> Records for the exercise:
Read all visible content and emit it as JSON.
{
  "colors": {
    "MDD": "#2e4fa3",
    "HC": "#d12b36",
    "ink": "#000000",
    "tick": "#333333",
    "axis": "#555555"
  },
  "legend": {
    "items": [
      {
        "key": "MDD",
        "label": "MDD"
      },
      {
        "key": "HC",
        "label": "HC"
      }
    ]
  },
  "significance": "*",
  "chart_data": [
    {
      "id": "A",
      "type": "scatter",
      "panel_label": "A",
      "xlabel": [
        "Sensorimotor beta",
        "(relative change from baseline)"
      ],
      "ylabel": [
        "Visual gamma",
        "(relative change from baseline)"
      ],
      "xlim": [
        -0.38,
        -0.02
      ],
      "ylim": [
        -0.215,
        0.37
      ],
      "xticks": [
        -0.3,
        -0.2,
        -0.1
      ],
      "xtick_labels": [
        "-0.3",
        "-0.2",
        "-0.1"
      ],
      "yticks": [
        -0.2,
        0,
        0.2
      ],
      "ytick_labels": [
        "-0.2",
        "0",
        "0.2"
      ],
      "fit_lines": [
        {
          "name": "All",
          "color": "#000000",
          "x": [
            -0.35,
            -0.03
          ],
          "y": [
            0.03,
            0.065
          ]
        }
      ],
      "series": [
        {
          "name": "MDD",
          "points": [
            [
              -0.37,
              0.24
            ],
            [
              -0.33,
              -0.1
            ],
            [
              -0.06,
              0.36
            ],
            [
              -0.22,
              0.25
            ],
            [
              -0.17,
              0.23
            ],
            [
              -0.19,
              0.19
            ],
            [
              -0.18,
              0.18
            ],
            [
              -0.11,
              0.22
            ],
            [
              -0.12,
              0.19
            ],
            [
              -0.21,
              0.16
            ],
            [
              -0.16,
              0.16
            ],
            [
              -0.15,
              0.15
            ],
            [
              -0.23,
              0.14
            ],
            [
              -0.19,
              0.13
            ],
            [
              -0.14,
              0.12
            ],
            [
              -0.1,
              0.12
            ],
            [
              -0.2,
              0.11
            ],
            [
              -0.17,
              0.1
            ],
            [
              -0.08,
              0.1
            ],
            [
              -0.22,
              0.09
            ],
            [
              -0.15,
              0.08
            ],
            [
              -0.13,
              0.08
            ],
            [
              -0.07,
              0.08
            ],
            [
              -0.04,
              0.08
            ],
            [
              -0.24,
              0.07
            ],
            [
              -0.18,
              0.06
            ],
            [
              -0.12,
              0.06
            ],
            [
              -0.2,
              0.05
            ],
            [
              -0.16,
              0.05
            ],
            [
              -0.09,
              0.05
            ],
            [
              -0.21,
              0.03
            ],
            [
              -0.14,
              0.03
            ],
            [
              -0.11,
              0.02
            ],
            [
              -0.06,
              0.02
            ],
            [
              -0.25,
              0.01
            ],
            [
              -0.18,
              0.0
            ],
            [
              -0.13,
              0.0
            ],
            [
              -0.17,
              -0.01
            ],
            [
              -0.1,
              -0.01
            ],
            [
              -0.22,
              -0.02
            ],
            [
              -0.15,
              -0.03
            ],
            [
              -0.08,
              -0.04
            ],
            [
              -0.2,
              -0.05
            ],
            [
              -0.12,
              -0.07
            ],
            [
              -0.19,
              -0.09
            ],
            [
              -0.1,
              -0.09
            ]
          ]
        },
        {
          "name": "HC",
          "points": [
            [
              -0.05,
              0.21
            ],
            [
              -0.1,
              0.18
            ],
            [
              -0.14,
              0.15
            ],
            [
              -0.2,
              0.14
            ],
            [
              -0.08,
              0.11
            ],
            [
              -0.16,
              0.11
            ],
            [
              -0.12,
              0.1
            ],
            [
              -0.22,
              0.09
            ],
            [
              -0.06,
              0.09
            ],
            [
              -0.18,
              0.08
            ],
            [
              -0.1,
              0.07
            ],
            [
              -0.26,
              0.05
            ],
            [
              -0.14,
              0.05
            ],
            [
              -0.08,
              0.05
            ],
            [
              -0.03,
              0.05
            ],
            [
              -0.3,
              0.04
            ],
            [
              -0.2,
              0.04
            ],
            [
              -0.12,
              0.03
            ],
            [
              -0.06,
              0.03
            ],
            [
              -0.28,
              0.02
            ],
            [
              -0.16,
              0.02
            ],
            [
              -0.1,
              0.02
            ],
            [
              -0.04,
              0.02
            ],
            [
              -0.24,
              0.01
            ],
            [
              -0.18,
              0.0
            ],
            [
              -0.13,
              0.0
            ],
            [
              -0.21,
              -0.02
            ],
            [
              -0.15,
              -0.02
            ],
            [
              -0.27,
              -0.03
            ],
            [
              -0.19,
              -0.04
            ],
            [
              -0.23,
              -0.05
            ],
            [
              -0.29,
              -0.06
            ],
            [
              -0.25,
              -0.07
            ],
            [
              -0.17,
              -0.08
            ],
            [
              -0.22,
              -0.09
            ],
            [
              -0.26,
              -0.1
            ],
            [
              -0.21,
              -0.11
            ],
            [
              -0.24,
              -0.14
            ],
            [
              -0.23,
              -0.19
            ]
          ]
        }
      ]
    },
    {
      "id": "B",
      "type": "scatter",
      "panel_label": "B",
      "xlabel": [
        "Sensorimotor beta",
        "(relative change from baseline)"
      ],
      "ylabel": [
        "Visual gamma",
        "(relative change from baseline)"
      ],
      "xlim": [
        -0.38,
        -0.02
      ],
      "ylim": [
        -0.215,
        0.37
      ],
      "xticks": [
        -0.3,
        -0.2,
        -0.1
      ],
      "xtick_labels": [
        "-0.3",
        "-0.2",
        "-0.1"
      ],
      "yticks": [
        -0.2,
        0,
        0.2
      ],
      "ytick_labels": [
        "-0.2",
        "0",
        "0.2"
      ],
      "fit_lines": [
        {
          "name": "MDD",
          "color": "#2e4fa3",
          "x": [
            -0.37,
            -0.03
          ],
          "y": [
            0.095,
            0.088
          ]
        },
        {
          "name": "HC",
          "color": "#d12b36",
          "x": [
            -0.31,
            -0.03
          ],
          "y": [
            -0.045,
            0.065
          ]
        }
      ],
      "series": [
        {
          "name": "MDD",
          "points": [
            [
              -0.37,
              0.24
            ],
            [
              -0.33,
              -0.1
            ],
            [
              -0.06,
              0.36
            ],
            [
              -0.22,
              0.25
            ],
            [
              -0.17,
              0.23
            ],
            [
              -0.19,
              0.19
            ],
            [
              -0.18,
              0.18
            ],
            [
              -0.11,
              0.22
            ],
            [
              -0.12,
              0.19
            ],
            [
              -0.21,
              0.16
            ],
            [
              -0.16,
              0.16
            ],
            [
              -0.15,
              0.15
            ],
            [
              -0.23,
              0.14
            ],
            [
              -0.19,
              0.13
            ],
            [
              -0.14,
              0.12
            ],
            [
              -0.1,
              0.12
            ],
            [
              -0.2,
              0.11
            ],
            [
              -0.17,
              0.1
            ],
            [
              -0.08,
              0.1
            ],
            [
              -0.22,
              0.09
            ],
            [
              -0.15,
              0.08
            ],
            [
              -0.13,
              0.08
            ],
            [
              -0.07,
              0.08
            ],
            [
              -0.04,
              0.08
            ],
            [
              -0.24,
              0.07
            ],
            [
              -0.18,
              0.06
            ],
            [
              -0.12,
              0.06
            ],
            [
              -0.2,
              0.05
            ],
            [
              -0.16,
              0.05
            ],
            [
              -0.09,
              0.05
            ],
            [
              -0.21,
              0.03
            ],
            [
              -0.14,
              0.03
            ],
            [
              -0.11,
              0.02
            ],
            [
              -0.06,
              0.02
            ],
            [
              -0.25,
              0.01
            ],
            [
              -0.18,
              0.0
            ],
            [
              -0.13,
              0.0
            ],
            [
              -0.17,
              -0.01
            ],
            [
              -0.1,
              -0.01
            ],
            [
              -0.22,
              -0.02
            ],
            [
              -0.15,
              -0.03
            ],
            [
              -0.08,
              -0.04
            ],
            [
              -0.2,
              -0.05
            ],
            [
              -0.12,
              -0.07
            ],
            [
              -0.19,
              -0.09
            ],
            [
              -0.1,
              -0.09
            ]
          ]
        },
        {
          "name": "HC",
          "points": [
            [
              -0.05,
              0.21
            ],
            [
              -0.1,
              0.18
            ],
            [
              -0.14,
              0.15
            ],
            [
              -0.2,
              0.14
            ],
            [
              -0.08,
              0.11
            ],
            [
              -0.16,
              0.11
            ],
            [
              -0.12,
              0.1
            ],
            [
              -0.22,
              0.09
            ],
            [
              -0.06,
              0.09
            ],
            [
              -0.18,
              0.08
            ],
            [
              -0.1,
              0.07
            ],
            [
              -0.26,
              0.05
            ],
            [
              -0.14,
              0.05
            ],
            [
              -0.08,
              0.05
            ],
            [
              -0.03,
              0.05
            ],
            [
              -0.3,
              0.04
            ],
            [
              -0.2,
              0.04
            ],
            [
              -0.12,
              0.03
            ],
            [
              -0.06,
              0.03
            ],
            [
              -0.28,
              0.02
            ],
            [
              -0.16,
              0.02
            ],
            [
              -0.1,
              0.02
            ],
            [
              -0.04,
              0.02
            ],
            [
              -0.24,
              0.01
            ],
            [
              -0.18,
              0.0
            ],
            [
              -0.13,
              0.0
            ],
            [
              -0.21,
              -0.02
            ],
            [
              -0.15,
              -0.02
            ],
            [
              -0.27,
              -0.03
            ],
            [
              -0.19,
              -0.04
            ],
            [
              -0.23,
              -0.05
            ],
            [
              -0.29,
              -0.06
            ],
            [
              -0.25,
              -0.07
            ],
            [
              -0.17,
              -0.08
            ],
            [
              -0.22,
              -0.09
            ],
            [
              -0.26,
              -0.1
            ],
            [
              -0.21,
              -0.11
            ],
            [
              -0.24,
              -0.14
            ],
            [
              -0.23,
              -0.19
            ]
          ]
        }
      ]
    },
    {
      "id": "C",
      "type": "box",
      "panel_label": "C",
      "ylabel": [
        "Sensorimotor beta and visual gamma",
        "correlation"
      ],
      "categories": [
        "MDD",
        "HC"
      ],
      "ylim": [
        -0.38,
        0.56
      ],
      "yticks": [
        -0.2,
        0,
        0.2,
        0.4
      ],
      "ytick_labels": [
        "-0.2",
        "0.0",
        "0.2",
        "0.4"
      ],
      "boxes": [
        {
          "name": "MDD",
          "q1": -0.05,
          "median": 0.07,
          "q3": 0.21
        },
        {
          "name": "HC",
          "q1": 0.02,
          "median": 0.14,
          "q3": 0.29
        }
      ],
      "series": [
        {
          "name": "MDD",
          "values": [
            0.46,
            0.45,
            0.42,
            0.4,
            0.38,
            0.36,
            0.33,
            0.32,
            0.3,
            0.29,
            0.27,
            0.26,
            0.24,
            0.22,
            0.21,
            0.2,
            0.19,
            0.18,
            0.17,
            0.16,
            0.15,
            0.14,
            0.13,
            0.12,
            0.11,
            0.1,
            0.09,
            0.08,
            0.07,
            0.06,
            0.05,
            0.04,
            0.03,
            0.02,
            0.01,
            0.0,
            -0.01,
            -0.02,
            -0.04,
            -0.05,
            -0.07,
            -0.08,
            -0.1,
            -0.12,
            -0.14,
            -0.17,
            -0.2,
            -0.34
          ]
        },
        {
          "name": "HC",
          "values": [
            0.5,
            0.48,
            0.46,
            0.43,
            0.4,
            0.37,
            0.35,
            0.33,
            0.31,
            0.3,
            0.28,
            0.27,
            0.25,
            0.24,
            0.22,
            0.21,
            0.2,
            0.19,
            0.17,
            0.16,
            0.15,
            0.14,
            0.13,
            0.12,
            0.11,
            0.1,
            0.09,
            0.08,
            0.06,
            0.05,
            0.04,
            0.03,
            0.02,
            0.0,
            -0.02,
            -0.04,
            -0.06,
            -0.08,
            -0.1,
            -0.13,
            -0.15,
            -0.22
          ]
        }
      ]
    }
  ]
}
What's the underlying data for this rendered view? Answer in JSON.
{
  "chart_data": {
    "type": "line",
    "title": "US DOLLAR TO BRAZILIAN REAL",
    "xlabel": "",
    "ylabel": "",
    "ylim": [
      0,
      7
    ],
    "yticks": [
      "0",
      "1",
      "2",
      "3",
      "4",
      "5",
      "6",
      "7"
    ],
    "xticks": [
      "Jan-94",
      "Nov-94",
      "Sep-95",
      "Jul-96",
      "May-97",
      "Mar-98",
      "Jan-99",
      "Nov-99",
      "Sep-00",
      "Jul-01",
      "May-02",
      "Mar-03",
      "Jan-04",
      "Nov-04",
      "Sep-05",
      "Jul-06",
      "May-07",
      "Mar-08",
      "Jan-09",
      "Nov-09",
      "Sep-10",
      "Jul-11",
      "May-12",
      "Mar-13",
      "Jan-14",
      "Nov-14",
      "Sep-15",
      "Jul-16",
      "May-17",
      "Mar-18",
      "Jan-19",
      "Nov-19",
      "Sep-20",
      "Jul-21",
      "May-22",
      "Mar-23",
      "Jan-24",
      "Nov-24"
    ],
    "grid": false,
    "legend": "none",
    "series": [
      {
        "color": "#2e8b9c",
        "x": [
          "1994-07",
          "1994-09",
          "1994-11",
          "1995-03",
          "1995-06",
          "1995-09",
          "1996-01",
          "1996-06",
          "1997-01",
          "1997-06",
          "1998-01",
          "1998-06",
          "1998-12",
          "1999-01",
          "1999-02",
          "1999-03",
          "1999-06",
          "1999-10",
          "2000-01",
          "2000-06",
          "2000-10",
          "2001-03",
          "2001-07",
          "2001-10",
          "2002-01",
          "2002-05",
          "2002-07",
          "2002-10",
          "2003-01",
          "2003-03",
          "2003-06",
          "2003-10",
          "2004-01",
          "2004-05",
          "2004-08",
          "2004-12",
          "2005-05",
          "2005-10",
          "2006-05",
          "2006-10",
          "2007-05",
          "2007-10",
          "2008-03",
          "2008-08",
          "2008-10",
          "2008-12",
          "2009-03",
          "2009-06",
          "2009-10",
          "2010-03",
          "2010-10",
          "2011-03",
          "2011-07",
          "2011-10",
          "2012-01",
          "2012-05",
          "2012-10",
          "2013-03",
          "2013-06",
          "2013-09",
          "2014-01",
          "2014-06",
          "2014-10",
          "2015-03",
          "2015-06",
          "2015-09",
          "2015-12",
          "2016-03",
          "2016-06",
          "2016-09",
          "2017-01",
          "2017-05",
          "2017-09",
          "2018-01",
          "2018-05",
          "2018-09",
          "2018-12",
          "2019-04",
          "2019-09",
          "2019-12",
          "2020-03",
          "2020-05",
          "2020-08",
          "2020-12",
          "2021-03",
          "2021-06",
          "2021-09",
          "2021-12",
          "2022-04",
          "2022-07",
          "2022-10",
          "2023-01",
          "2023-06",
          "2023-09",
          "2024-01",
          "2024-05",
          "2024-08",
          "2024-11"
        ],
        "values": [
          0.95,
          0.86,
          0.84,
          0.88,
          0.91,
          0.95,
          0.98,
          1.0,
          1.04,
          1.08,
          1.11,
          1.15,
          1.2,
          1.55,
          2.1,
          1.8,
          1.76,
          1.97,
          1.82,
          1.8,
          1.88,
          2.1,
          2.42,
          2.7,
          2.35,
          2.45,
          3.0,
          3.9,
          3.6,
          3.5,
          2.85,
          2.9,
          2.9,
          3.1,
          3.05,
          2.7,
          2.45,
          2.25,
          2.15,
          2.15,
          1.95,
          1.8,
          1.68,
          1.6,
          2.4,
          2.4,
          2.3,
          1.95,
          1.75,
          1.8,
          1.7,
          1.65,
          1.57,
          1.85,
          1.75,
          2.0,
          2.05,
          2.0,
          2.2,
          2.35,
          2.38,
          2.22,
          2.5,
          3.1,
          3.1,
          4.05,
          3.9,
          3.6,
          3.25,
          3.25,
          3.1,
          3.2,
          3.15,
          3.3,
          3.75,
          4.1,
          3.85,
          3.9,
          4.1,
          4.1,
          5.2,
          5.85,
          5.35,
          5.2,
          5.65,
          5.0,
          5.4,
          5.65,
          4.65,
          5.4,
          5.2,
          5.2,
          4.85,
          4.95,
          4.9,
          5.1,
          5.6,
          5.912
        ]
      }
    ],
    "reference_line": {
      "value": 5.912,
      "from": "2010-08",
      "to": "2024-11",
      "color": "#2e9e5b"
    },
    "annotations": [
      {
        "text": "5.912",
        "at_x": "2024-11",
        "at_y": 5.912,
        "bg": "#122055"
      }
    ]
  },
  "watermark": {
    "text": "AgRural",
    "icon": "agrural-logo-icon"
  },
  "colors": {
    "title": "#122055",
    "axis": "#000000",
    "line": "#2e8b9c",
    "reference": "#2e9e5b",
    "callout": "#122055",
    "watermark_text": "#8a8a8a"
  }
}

> What to work on: Look through the listing above. Pick out each line with "JSON" and copy it.

> Output of the task:
Read all visible content and emit it as JSON.
What's the underlying data for this rendered view? Answer in JSON.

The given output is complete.